▸ What you will do: Set down every record once more, exactly as given.

▸ Data for this exercise:
+ + + +

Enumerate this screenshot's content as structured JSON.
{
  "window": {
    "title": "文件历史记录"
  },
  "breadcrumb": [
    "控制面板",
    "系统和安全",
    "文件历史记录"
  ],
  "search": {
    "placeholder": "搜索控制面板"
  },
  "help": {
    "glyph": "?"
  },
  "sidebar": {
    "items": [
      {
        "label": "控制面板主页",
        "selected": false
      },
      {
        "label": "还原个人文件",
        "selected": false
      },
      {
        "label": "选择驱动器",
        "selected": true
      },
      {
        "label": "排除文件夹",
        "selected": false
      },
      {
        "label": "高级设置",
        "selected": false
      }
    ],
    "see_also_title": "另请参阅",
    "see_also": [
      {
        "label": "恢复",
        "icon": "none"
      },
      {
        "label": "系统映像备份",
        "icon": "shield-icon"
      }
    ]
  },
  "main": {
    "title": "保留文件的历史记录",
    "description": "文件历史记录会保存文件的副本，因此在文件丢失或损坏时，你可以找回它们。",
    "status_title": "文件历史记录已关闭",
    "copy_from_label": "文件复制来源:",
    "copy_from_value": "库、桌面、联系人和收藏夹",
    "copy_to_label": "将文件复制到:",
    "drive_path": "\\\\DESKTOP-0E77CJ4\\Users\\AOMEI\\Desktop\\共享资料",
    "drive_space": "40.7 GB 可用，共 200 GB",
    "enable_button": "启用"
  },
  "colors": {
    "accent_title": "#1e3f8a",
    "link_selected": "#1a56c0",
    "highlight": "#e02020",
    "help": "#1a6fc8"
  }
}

+ + + +

▸ Exercise output:
Enumerate this screenshot's content as structured JSON.
{
  "window": {
    "title": "文件历史记录"
  },
  "breadcrumb": [
    "控制面板",
    "系统和安全",
    "文件历史记录"
  ],
  "search": {
    "placeholder": "搜索控制面板"
  },
  "help": {
    "glyph": "?"
  },
  "sidebar": {
    "items": [
      {
        "label": "控制面板主页",
        "selected": false
      },
      {
        "label": "还原个人文件",
        "selected": false
      },
      {
        "label": "选择驱动器",
        "selected": true
      },
      {
        "label": "排除文件夹",
        "selected": false
      },
      {
        "label": "高级设置",
        "selected": false
      }
    ],
    "see_also_title": "另请参阅",
    "see_also": [
      {
        "label": "恢复",
        "icon": "none"
      },
      {
        "label": "系统映像备份",
        "icon": "shield-icon"
      }
    ]
  },
  "main": {
    "title": "保留文件的历史记录",
    "description": "文件历史记录会保存文件的副本，因此在文件丢失或损坏时，你可以找回它们。",
    "status_title": "文件历史记录已关闭",
    "copy_from_label": "文件复制来源:",
    "copy_from_value": "库、桌面、联系人和收藏夹",
    "copy_to_label": "将文件复制到:",
    "drive_path": "\\\\DESKTOP-0E77CJ4\\Users\\AOMEI\\Desktop\\共享资料",
    "drive_space": "40.7 GB 可用，共 200 GB",
    "enable_button": "启用"
  },
  "colors": {
    "accent_title": "#1e3f8a",
    "link_selected": "#1a56c0",
    "highlight": "#e02020",
    "help": "#1a6fc8"
  }
}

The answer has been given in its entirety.